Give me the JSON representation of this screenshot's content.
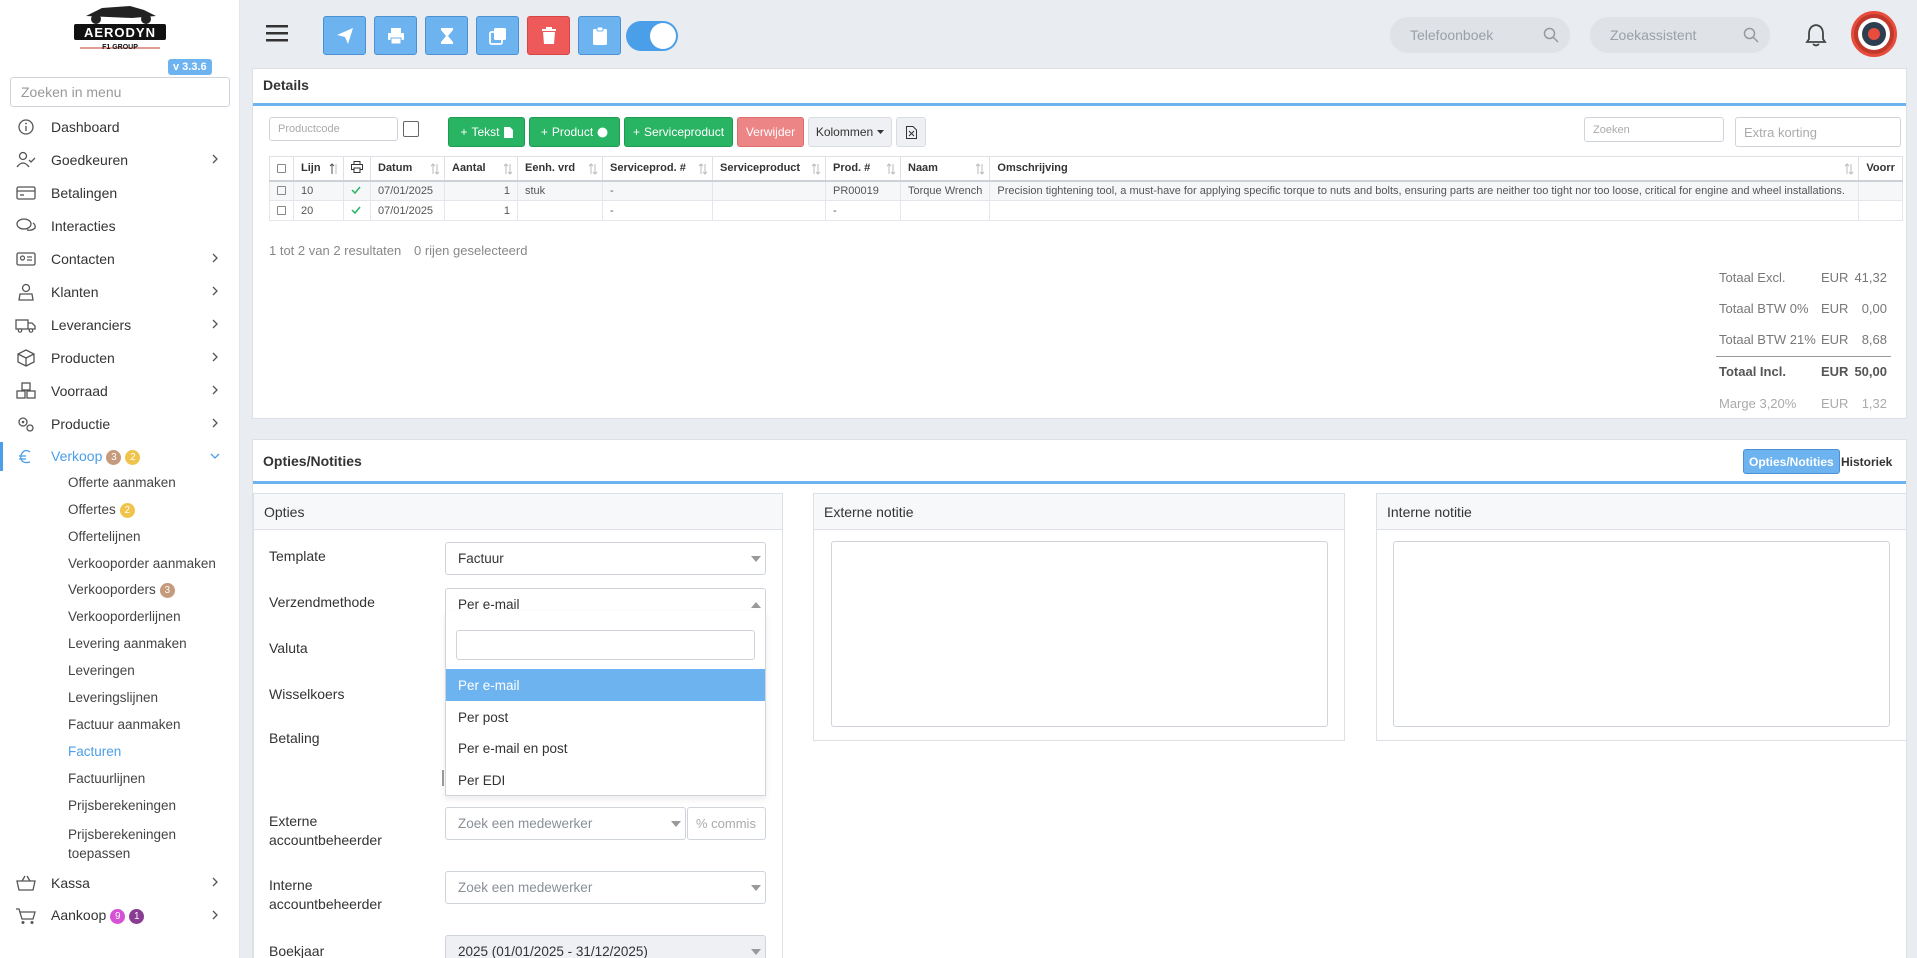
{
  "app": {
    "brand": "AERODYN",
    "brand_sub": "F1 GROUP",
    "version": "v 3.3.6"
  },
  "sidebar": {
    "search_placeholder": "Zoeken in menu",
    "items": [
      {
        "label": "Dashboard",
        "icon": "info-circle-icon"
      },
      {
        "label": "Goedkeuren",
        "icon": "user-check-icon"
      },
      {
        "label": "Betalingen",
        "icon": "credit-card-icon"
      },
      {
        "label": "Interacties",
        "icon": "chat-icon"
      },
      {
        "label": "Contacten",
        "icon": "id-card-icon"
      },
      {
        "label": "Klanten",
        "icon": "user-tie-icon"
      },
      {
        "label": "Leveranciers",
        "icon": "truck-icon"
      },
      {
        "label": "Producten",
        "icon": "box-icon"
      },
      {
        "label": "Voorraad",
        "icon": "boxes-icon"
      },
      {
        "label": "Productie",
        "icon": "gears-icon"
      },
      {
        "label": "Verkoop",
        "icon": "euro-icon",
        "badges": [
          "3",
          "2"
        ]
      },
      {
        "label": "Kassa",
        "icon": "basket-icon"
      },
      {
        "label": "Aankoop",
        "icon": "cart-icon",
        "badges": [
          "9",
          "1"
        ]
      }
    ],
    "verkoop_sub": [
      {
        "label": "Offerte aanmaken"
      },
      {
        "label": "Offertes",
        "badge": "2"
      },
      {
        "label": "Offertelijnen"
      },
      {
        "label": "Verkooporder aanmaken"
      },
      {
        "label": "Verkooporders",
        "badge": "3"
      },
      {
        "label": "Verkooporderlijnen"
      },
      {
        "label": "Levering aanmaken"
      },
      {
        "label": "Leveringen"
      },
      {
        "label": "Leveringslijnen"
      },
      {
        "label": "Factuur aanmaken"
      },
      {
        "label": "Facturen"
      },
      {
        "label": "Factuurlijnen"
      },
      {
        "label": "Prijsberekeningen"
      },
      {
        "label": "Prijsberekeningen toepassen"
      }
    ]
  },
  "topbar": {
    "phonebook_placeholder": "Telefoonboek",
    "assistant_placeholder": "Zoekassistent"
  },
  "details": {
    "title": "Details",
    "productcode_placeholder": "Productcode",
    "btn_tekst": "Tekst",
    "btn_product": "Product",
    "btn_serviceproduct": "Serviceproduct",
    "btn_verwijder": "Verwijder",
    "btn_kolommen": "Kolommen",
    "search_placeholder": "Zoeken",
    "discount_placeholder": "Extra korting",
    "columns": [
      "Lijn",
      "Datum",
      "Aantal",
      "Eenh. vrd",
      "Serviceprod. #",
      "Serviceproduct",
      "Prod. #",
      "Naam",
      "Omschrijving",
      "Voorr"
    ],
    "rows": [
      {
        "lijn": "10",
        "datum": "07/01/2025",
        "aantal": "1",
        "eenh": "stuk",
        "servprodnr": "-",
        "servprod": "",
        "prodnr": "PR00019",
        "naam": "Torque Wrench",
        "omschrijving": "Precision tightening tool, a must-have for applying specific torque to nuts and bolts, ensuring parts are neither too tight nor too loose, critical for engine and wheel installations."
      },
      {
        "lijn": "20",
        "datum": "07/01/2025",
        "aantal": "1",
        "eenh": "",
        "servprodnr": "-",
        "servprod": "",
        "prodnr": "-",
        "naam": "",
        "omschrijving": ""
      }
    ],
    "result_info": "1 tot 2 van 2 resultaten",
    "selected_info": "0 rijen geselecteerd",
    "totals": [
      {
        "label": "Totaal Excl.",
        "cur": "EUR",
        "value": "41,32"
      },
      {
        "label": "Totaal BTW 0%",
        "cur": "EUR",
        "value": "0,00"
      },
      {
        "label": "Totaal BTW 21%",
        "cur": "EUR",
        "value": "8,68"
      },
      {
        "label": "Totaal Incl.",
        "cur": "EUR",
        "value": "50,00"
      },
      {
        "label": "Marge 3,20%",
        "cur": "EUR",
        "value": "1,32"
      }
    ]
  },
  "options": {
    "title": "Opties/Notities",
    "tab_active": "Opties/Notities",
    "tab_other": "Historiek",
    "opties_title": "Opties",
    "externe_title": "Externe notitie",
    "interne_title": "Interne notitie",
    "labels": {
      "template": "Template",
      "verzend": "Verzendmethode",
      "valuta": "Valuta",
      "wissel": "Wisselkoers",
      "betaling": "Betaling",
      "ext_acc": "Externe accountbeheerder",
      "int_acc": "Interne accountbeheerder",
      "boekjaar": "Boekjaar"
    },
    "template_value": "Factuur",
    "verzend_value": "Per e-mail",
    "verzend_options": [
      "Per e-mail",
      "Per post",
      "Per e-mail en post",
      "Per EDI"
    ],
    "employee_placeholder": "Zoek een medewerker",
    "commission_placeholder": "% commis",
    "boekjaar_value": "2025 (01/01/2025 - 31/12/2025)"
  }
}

======

How many of the lines above include the string "user"? Answer with the number only.

* ANSWER FOR THE TASK *
2